* ИСХОДНЫЙ ТЕКСТ
════════

А как мои московские друзья начали подражать югославу в манере одеваться, и даже в походке и осанке! Я сейчас вспоминаю, как был одет Джордже, и догадываюсь, что он носил пиджаки с подплечниками. От этого он казался невероятно широкоплечим, и эти самые плечи покоились у него практически на ушах. Он был высок, но имел привычку сутулиться. И вот, в сочетании с его пиджаками, у Марьяновича получался запоминающийся силуэт. Однажды от своей сестры я услышал термин «модная сутулость». Многие мои сверстники, не проводя, подобно мне, подробного анализа, начали при ходьбе искусственно задирать плечи вверх, достигая этой пресловутой «модной сутулости». То, о чём я сейчас рассказал, является верным признаком «джорджемании» в нашей стране, которая вовсю бушевала и в Югославии.
…Прошло много лет, и не было больше стран с такими названиями, как СССР и Социалистическая Федеративная Республика Югославия. Появившиеся свободы и деньги позволяют нам с женой решиться на приобретение квартирки на Адриатическом море. После известных событий и распада Югославии цены на жильё очень умеренные, и приобрести квартиру на зарубежном побережье значительно дешевле, чем построить дачу в Подмосковье. Мы облюбовали себе местечко в Черногории, в Которско-Рисанской бухте, в посёлке Прчань. Место удивительной красоты, где горы обрамляют залив, который внедрился вглубь Балканского полуострова аж на тридцать километров. Красота холодных норвежских фьордов причудливо соединилась с горами Южного берега Крыма. Я так думаю, процентов восемьдесят денег, что мы заплатили, сто́ит, как это звучит по-сербски, «погляд», и до сих пор мы не можем наглядеться на виды, открывающиеся с нашего балкона.

════════

* ПРЕДОСТАВЛЕННЫЕ МАТЕРИАЛЫ
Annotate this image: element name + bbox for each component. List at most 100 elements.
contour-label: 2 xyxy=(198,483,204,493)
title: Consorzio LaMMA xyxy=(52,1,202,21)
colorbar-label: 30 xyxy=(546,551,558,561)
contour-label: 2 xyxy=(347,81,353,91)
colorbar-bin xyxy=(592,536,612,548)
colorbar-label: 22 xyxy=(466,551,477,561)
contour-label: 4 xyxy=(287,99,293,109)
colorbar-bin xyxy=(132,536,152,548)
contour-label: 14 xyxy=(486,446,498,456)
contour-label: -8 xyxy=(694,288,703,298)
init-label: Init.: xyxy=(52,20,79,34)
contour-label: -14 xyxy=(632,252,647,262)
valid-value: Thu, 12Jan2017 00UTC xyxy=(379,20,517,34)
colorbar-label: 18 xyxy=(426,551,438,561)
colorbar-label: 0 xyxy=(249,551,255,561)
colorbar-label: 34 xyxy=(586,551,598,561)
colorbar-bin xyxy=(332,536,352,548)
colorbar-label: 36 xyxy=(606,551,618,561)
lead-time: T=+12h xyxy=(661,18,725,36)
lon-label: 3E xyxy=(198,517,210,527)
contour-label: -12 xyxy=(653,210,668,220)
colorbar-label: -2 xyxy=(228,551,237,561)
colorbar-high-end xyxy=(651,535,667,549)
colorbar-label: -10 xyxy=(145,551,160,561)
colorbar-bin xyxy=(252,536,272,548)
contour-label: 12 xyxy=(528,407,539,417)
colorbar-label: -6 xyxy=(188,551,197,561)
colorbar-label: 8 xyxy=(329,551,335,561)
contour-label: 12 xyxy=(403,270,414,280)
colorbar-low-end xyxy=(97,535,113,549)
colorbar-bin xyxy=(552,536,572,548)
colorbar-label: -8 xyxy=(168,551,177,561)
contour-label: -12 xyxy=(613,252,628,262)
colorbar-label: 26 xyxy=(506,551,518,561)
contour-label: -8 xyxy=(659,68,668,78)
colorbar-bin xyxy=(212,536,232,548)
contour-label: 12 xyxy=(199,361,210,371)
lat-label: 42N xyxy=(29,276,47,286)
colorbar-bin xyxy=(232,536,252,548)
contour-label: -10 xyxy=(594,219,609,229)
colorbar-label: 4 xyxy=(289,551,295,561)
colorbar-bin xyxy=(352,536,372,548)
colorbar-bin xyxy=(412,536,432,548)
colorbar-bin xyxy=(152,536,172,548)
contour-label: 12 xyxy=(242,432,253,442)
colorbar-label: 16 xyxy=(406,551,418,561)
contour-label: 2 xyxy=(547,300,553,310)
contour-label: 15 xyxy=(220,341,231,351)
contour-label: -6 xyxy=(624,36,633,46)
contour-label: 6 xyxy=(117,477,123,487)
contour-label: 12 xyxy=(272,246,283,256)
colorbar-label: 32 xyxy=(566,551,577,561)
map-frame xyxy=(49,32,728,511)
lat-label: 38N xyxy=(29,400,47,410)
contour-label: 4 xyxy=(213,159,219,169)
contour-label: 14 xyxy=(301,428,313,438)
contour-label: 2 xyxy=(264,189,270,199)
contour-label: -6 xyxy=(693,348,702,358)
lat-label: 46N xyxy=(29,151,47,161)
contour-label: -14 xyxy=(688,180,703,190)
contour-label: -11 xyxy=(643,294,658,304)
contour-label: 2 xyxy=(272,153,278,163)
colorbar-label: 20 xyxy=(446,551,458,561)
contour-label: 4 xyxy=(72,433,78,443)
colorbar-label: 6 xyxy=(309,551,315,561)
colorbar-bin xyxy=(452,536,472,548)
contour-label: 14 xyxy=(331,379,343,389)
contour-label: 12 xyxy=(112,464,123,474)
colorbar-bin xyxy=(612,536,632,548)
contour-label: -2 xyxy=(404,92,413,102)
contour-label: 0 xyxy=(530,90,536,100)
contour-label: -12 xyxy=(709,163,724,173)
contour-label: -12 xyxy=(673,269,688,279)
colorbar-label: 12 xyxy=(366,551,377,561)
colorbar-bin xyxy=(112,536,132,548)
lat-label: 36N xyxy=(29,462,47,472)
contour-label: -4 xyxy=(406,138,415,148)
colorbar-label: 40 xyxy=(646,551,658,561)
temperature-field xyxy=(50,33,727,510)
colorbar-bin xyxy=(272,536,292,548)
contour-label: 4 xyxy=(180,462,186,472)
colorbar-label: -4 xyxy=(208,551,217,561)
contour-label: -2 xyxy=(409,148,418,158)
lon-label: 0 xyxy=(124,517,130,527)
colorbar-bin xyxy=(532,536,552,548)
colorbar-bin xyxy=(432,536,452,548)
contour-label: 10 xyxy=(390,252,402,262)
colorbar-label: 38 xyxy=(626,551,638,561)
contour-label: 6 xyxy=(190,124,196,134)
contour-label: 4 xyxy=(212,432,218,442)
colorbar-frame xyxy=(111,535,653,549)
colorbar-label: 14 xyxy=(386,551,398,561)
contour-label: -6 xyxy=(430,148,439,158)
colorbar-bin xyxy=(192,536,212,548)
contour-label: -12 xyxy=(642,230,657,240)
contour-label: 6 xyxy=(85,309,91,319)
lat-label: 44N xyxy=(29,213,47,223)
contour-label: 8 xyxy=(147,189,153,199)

════════

Обновите фрагмент текста, который начинается со слов «А как мои московские» и заканчивается словами «и в Югославии.»: замените в нем «сверстники» на «однокурсники» и приведите фрагмент целиком.

А как мои московские друзья начали подражать югославу в манере одеваться, и даже в походке и осанке! Я сейчас вспоминаю, как был одет Джордже, и догадываюсь, что он носил пиджаки с подплечниками. От этого он казался невероятно широкоплечим, и эти самые плечи покоились у него практически на ушах. Он был высок, но имел привычку сутулиться. И вот, в сочетании с его пиджаками, у Марьяновича получался запоминающийся силуэт. Однажды от своей сестры я услышал термин «модная сутулость». Многие мои однокурсники, не проводя, подобно мне, подробного анализа, начали при ходьбе искусственно задирать плечи вверх, достигая этой пресловутой «модной сутулости». То, о чём я сейчас рассказал, является верным признаком «джорджемании» в нашей стране, которая вовсю бушевала и в Югославии.